== Requirements ==
Review the material line by line. Identify and copy every line that contains the string "text".

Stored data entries
┄┄┄┄┄┄┄┄┄┄┄┄┄┄┄┄┄┄┄┄

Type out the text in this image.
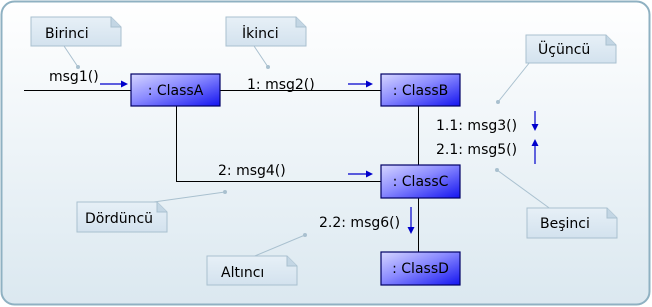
msg1()	1: msg2()
1.1: msg3()
2.1: msg5()
2: msg4()
2.2: msg6()
Birinci	İkinci
Üçüncü
Dördüncü	Beşinci
Altıncı
: ClassA	: ClassB
: ClassC
: ClassD
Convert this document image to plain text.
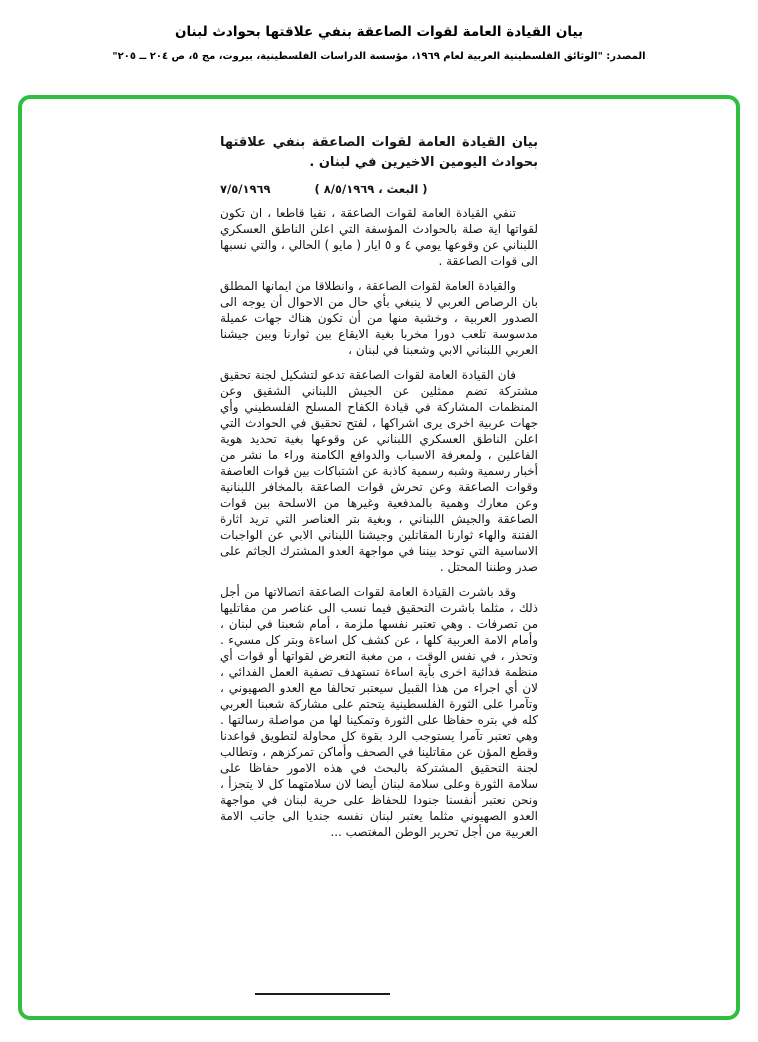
بيان القيادة العامة لقوات الصاعقة بنفي علاقتها بحوادث لبنان
المصدر: "الوثائق الفلسطينية العربية لعام ١٩٦٩، مؤسسة الدراسات الفلسطينية، بيروت، مج ٥، ص ٢٠٤ ــ ٢٠٥"
بيان القيادة العامة لقوات الصاعقة بنفي علاقتها بحوادث اليومين الاخيرين في لبنان .
٧/٥/١٩٦٩	( البعث ، ٨/٥/١٩٦٩ )

تنفي القيادة العامة لقوات الصاعقة ، نفيا قاطعا ، ان تكون لقواتها اية صلة بالحوادث المؤسفة التي اعلن الناطق العسكري اللبناني عن وقوعها يومي ٤ و ٥ ايار ( مايو ) الحالي ، والتي نسبها الى قوات الصاعقة .

والقيادة العامة لقوات الصاعقة ، وانطلاقا من ايمانها المطلق بان الرصاص العربي لا ينبغي بأي حال من الاحوال أن يوجه الى الصدور العربية ، وخشية منها من أن تكون هناك جهات عميلة مدسوسة تلعب دورا مخربا بغية الايقاع بين ثوارنا وبين جيشنا العربي اللبناني الابي وشعبنا في لبنان ،

فان القيادة العامة لقوات الصاعقة تدعو لتشكيل لجنة تحقيق مشتركة تضم ممثلين عن الجيش اللبناني الشقيق وعن المنظمات المشاركة في قيادة الكفاح المسلح الفلسطيني وأي جهات عربية اخرى يرى اشراكها ، لفتح تحقيق في الحوادث التي اعلن الناطق العسكري اللبناني عن وقوعها بغية تحديد هوية الفاعلين ، ولمعرفة الاسباب والدوافع الكامنة وراء ما نشر من أخبار رسمية وشبه رسمية كاذبة عن اشتباكات بين قوات العاصفة وقوات الصاعقة وعن تحرش قوات الصاعقة بالمخافر اللبنانية وعن معارك وهمية بالمدفعية وغيرها من الاسلحة بين قوات الصاعقة والجيش اللبناني ، وبغية بتر العناصر التي تريد اثارة الفتنة والهاء ثوارنا المقاتلين وجيشنا اللبناني الابي عن الواجبات الاساسية التي توحد بيننا في مواجهة العدو المشترك الجاثم على صدر وطننا المحتل .

وقد باشرت القيادة العامة لقوات الصاعقة اتصالاتها من أجل ذلك ، مثلما باشرت التحقيق فيما نسب الى عناصر من مقاتليها من تصرفات . وهي تعتبر نفسها ملزمة ، أمام شعبنا في لبنان ، وأمام الامة العربية كلها ، عن كشف كل اساءة وبتر كل مسيء . وتحذر ، في نفس الوقت ، من مغبة التعرض لقواتها أو قوات أي منظمة فدائية اخرى بأية اساءة تستهدف تصفية العمل الفدائي ، لان أي اجراء من هذا القبيل سيعتبر تحالفا مع العدو الصهيوني ، وتآمرا على الثورة الفلسطينية يتحتم على مشاركة شعبنا العربي كله في بتره حفاظا على الثورة وتمكينا لها من مواصلة رسالتها . وهي تعتبر تآمرا يستوجب الرد بقوة كل محاولة لتطويق قواعدنا وقطع المؤن عن مقاتلينا في الصحف وأماكن تمركزهم ، وتطالب لجنة التحقيق المشتركة بالبحث في هذه الامور حفاظا على سلامة الثورة وعلى سلامة لبنان أيضا لان سلامتهما كل لا يتجزأ ، ونحن نعتبر أنفسنا جنودا للحفاظ على حرية لبنان في مواجهة العدو الصهيوني مثلما يعتبر لبنان نفسه جنديا الى جانب الامة العربية من أجل تحرير الوطن المغتصب ...
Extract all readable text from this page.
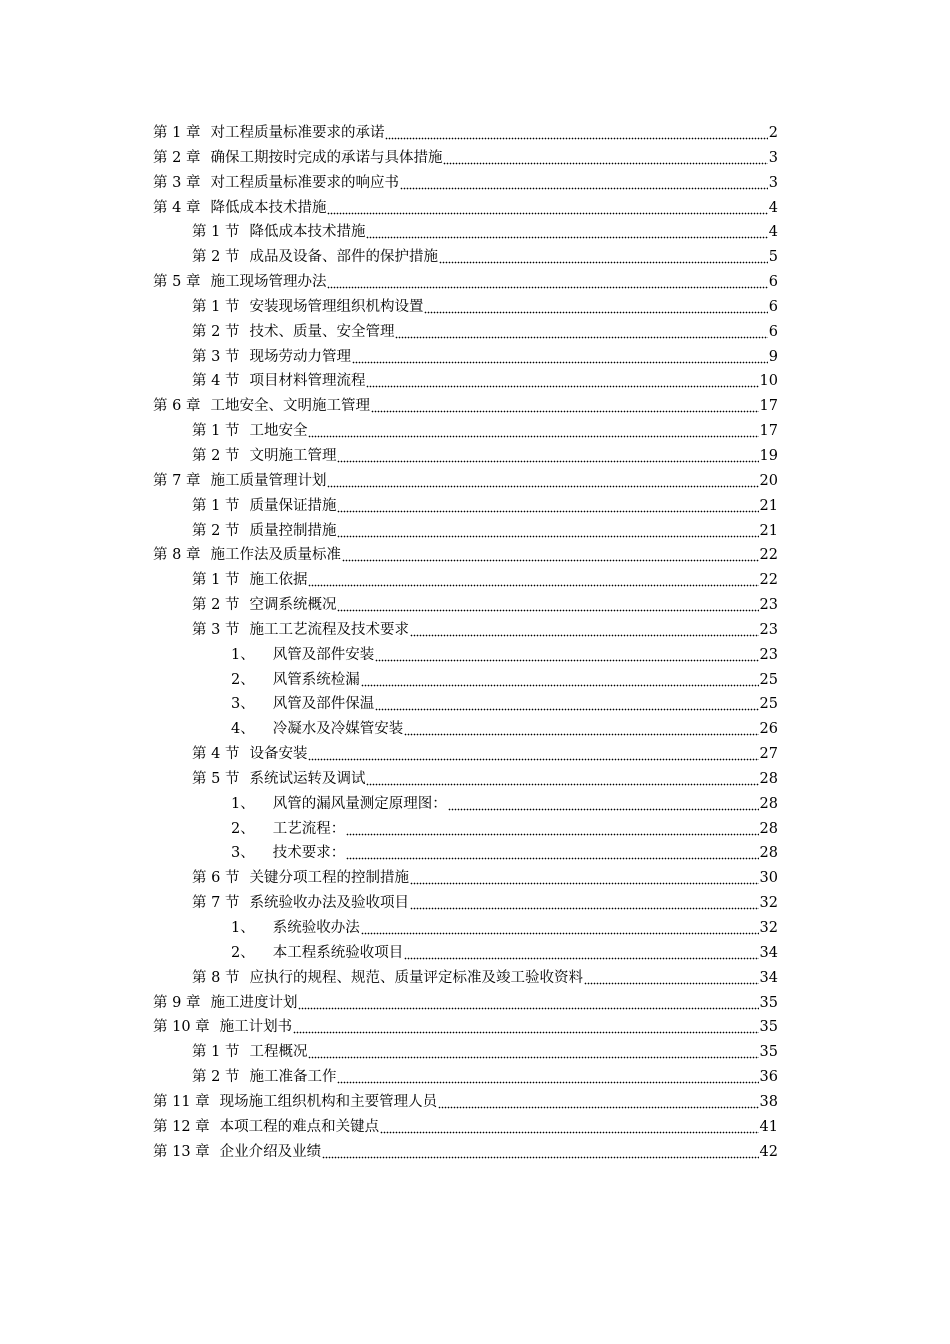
第 1 章 对工程质量标准要求的承诺	2
第 2 章 确保工期按时完成的承诺与具体措施	3
第 3 章 对工程质量标准要求的响应书	3
第 4 章 降低成本技术措施	4
第 1 节 降低成本技术措施	4
第 2 节 成品及设备、部件的保护措施	5
第 5 章 施工现场管理办法	6
第 1 节 安装现场管理组织机构设置	6
第 2 节 技术、质量、安全管理	6
第 3 节 现场劳动力管理	9
第 4 节 项目材料管理流程	10
第 6 章 工地安全、文明施工管理	17
第 1 节 工地安全	17
第 2 节 文明施工管理	19
第 7 章 施工质量管理计划	20
第 1 节 质量保证措施	21
第 2 节 质量控制措施	21
第 8 章 施工作法及质量标准	22
第 1 节 施工依据	22
第 2 节 空调系统概况	23
第 3 节 施工工艺流程及技术要求	23
1、 风管及部件安装	23
2、 风管系统检漏	25
3、 风管及部件保温	25
4、 冷凝水及冷媒管安装	26
第 4 节 设备安装	27
第 5 节 系统试运转及调试	28
1、 风管的漏风量测定原理图：	28
2、 工艺流程：	28
3、 技术要求：	28
第 6 节 关键分项工程的控制措施	30
第 7 节 系统验收办法及验收项目	32
1、 系统验收办法	32
2、 本工程系统验收项目	34
第 8 节 应执行的规程、规范、质量评定标准及竣工验收资料	34
第 9 章 施工进度计划	35
第 10 章 施工计划书	35
第 1 节 工程概况	35
第 2 节 施工准备工作	36
第 11 章 现场施工组织机构和主要管理人员	38
第 12 章 本项工程的难点和关键点	41
第 13 章 企业介绍及业绩	42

┄┄┄┄┄┄┄┄┄┄┄┄┄┄┄┄┄┄┄┄

== The output ==
Type out the text in this image.
Convert this document image to plain text.
Extract all readable text from this page.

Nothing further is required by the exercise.